Written request:
Below are entries; tally how many lines hold the string "Median" and answer with only that figure.
^^^^^^^^^^^^^^^^
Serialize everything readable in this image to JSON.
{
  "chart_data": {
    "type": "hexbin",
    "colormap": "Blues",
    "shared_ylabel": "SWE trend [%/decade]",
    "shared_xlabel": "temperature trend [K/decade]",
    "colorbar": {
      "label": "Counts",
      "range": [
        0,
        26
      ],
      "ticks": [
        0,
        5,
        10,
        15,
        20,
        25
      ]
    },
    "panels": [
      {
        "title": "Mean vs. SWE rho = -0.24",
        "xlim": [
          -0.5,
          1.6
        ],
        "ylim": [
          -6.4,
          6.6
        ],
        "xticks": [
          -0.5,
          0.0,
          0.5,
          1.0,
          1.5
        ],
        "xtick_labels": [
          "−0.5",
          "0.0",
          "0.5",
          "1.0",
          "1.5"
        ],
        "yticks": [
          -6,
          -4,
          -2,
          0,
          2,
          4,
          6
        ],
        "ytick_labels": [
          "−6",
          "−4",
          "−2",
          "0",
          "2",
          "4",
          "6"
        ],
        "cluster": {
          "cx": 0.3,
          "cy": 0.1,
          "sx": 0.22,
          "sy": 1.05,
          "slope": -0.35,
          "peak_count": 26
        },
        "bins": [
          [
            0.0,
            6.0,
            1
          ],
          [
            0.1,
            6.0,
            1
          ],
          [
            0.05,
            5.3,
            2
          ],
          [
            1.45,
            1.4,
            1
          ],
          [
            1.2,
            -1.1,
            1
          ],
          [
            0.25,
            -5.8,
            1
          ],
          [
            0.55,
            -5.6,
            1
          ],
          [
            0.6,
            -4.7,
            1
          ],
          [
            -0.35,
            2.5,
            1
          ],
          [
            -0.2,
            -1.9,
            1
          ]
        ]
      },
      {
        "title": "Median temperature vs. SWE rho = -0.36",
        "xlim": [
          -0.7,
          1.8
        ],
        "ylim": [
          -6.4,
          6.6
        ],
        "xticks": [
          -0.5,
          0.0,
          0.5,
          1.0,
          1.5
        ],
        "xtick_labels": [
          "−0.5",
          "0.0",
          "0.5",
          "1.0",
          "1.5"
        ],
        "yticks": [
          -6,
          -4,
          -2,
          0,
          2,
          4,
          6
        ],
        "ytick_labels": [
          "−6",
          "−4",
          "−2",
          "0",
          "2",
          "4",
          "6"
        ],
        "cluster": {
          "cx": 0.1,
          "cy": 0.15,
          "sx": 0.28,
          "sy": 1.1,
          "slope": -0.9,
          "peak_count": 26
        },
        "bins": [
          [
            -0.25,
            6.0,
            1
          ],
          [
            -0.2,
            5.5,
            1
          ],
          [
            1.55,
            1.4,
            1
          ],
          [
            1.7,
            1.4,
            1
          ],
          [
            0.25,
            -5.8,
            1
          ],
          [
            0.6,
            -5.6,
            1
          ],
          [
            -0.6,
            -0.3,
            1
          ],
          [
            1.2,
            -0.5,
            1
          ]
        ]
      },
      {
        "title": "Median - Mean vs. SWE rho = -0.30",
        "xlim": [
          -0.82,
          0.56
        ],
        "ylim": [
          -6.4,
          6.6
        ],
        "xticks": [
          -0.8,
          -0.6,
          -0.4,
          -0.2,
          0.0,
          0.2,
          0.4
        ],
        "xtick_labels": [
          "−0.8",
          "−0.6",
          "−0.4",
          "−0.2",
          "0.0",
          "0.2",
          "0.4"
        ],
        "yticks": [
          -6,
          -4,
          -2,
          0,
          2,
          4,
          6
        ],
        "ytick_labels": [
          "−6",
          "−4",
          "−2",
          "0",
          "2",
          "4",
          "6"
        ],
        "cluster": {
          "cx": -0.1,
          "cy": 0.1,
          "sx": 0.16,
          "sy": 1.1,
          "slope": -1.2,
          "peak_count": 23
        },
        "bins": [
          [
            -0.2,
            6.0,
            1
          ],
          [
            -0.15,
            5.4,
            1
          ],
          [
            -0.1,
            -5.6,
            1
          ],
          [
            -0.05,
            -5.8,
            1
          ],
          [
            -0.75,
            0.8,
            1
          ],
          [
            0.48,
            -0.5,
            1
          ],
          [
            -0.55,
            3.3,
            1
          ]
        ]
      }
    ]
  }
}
^^^^^^^^^^^^^^^^
Output:
2